● Written instruction: Print the data exactly, leaving nothing out.

● Input material:
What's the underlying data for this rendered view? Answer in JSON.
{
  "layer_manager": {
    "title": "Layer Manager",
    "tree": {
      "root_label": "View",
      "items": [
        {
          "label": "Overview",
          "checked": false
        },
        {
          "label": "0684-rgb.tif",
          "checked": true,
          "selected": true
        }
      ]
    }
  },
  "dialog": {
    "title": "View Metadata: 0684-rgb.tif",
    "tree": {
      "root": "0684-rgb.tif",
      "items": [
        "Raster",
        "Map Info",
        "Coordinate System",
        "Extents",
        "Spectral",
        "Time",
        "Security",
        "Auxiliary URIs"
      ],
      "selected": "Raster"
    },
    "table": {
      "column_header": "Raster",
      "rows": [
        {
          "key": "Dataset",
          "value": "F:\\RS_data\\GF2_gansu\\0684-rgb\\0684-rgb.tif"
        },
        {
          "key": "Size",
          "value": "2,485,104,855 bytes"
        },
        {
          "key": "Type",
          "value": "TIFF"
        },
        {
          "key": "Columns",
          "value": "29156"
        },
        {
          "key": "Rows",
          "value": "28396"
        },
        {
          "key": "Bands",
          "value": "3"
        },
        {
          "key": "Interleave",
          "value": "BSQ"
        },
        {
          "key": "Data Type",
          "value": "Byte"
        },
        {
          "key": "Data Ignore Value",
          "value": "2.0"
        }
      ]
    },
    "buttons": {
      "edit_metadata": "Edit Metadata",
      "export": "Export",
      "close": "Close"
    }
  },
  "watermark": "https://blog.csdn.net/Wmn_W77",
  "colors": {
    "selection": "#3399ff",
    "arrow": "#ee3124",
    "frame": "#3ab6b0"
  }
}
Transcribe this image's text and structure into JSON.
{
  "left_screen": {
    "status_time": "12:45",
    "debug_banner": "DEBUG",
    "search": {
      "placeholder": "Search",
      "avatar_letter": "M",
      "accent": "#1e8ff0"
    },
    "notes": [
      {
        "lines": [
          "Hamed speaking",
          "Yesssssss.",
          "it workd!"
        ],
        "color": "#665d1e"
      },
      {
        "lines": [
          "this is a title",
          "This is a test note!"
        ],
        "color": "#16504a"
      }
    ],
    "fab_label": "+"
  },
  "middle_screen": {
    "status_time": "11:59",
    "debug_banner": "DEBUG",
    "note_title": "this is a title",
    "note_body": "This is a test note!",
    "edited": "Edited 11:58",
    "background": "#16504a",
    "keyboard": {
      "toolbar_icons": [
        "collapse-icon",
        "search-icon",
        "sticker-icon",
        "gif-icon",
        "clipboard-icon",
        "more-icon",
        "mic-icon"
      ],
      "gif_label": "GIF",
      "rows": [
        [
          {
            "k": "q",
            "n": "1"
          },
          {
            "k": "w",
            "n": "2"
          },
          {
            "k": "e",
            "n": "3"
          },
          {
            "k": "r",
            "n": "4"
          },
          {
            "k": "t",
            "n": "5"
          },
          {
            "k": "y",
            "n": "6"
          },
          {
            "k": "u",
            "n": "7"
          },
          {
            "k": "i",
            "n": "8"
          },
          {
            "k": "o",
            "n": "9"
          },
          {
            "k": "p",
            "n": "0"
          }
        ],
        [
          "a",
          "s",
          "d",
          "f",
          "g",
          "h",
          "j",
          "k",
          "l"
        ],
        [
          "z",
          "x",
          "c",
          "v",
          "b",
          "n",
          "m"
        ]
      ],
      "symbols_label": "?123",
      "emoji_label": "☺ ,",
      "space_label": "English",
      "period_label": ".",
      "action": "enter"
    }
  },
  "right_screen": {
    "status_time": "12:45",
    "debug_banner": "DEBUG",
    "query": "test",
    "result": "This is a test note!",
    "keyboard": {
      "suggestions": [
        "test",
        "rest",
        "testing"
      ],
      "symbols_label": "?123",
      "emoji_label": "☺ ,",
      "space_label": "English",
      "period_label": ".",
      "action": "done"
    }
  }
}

● Exercise output:
What's the underlying data for this rendered view? Answer in JSON.
{
  "layer_manager": {
    "title": "Layer Manager",
    "tree": {
      "root_label": "View",
      "items": [
        {
          "label": "Overview",
          "checked": false
        },
        {
          "label": "0684-rgb.tif",
          "checked": true,
          "selected": true
        }
      ]
    }
  },
  "dialog": {
    "title": "View Metadata: 0684-rgb.tif",
    "tree": {
      "root": "0684-rgb.tif",
      "items": [
        "Raster",
        "Map Info",
        "Coordinate System",
        "Extents",
        "Spectral",
        "Time",
        "Security",
        "Auxiliary URIs"
      ],
      "selected": "Raster"
    },
    "table": {
      "column_header": "Raster",
      "rows": [
        {
          "key": "Dataset",
          "value": "F:\\RS_data\\GF2_gansu\\0684-rgb\\0684-rgb.tif"
        },
        {
          "key": "Size",
          "value": "2,485,104,855 bytes"
        },
        {
          "key": "Type",
          "value": "TIFF"
        },
        {
          "key": "Columns",
          "value": "29156"
        },
        {
          "key": "Rows",
          "value": "28396"
        },
        {
          "key": "Bands",
          "value": "3"
        },
        {
          "key": "Interleave",
          "value": "BSQ"
        },
        {
          "key": "Data Type",
          "value": "Byte"
        },
        {
          "key": "Data Ignore Value",
          "value": "2.0"
        }
      ]
    },
    "buttons": {
      "edit_metadata": "Edit Metadata",
      "export": "Export",
      "close": "Close"
    }
  },
  "watermark": "https://blog.csdn.net/Wmn_W77",
  "colors": {
    "selection": "#3399ff",
    "arrow": "#ee3124",
    "frame": "#3ab6b0"
  }
}
Transcribe this image's text and structure into JSON.
{
  "left_screen": {
    "status_time": "12:45",
    "debug_banner": "DEBUG",
    "search": {
      "placeholder": "Search",
      "avatar_letter": "M",
      "accent": "#1e8ff0"
    },
    "notes": [
      {
        "lines": [
          "Hamed speaking",
          "Yesssssss.",
          "it workd!"
        ],
        "color": "#665d1e"
      },
      {
        "lines": [
          "this is a title",
          "This is a test note!"
        ],
        "color": "#16504a"
      }
    ],
    "fab_label": "+"
  },
  "middle_screen": {
    "status_time": "11:59",
    "debug_banner": "DEBUG",
    "note_title": "this is a title",
    "note_body": "This is a test note!",
    "edited": "Edited 11:58",
    "background": "#16504a",
    "keyboard": {
      "toolbar_icons": [
        "collapse-icon",
        "search-icon",
        "sticker-icon",
        "gif-icon",
        "clipboard-icon",
        "more-icon",
        "mic-icon"
      ],
      "gif_label": "GIF",
      "rows": [
        [
          {
            "k": "q",
            "n": "1"
          },
          {
            "k": "w",
            "n": "2"
          },
          {
            "k": "e",
            "n": "3"
          },
          {
            "k": "r",
            "n": "4"
          },
          {
            "k": "t",
            "n": "5"
          },
          {
            "k": "y",
            "n": "6"
          },
          {
            "k": "u",
            "n": "7"
          },
          {
            "k": "i",
            "n": "8"
          },
          {
            "k": "o",
            "n": "9"
          },
          {
            "k": "p",
            "n": "0"
          }
        ],
        [
          "a",
          "s",
          "d",
          "f",
          "g",
          "h",
          "j",
          "k",
          "l"
        ],
        [
          "z",
          "x",
          "c",
          "v",
          "b",
          "n",
          "m"
        ]
      ],
      "symbols_label": "?123",
      "emoji_label": "☺ ,",
      "space_label": "English",
      "period_label": ".",
      "action": "enter"
    }
  },
  "right_screen": {
    "status_time": "12:45",
    "debug_banner": "DEBUG",
    "query": "test",
    "result": "This is a test note!",
    "keyboard": {
      "suggestions": [
        "test",
        "rest",
        "testing"
      ],
      "symbols_label": "?123",
      "emoji_label": "☺ ,",
      "space_label": "English",
      "period_label": ".",
      "action": "done"
    }
  }
}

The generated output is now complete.